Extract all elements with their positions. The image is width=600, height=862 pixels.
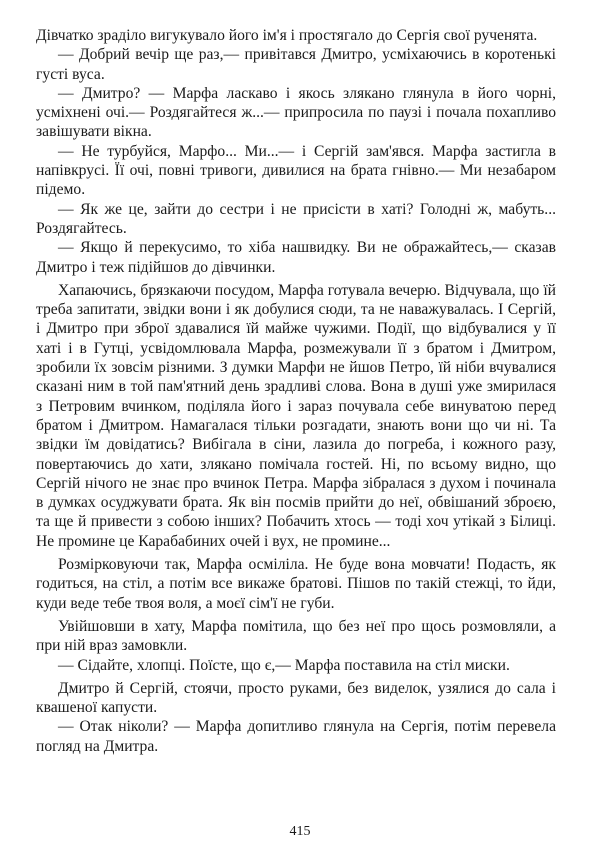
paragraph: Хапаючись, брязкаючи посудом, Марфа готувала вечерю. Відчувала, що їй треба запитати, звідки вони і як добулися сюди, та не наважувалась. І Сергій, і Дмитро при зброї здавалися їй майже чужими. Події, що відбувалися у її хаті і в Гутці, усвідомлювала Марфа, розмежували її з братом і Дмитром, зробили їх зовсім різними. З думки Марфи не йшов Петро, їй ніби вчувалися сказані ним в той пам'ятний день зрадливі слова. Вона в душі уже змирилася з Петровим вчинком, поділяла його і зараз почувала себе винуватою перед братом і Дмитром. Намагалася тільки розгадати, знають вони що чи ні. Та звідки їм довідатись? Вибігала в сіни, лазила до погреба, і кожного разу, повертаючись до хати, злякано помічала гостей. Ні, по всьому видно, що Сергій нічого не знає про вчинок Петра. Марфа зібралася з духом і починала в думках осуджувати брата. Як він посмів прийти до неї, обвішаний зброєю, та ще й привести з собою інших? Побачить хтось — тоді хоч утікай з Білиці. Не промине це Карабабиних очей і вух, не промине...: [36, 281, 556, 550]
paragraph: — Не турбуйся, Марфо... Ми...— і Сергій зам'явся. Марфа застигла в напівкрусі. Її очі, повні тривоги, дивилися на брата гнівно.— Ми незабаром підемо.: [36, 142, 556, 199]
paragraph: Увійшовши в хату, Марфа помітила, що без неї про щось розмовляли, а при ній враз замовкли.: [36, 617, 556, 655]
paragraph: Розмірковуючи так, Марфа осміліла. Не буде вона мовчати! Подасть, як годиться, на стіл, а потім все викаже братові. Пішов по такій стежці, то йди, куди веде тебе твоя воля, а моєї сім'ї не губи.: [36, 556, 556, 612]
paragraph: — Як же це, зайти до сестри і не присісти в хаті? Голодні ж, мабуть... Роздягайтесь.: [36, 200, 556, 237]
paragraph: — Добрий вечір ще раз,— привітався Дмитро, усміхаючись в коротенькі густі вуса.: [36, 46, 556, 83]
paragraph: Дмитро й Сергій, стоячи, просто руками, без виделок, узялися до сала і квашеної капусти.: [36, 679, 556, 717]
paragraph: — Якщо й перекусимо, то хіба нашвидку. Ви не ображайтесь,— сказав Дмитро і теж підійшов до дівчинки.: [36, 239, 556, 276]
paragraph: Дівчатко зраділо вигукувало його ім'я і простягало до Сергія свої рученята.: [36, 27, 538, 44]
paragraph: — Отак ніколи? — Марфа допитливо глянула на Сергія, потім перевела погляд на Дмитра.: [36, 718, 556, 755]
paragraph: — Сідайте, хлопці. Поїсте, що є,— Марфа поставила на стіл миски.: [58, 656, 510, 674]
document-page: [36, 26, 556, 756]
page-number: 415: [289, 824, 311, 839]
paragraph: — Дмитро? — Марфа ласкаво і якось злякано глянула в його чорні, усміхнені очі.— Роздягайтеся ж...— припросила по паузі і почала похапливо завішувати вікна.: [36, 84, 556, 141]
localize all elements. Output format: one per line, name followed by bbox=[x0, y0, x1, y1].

**THE TASK:**
Copy out, unchanged, the stretch of rows from the one containing "paragraph: Хапаючись, брязкаючи" through the one containing "paragraph: — Добрий".

**COMPLETE ANSWER:**
paragraph: Хапаючись, брязкаючи посудом, Марфа готувала вечерю. Відчувала, що їй треба запитати, звідки вони і як добулися сюди, та не наважувалась. І Сергій, і Дмитро при зброї здавалися їй майже чужими. Події, що відбувалися у її хаті і в Гутці, усвідомлювала Марфа, розмежували її з братом і Дмитром, зробили їх зовсім різними. З думки Марфи не йшов Петро, їй ніби вчувалися сказані ним в той пам'ятний день зрадливі слова. Вона в душі уже змирилася з Петровим вчинком, поділяла його і зараз почувала себе винуватою перед братом і Дмитром. Намагалася тільки розгадати, знають вони що чи ні. Та звідки їм довідатись? Вибігала в сіни, лазила до погреба, і кожного разу, повертаючись до хати, злякано помічала гостей. Ні, по всьому видно, що Сергій нічого не знає про вчинок Петра. Марфа зібралася з духом і починала в думках осуджувати брата. Як він посмів прийти до неї, обвішаний зброєю, та ще й привести з собою інших? Побачить хтось — тоді хоч утікай з Білиці. Не промине це Карабабиних очей і вух, не промине...: [36, 281, 556, 550]
paragraph: — Не турбуйся, Марфо... Ми...— і Сергій зам'явся. Марфа застигла в напівкрусі. Її очі, повні тривоги, дивилися на брата гнівно.— Ми незабаром підемо.: [36, 142, 556, 199]
paragraph: Увійшовши в хату, Марфа помітила, що без неї про щось розмовляли, а при ній враз замовкли.: [36, 617, 556, 655]
paragraph: Розмірковуючи так, Марфа осміліла. Не буде вона мовчати! Подасть, як годиться, на стіл, а потім все викаже братові. Пішов по такій стежці, то йди, куди веде тебе твоя воля, а моєї сім'ї не губи.: [36, 556, 556, 612]
paragraph: — Як же це, зайти до сестри і не присісти в хаті? Голодні ж, мабуть... Роздягайтесь.: [36, 200, 556, 237]
paragraph: — Добрий вечір ще раз,— привітався Дмитро, усміхаючись в коротенькі густі вуса.: [36, 46, 556, 83]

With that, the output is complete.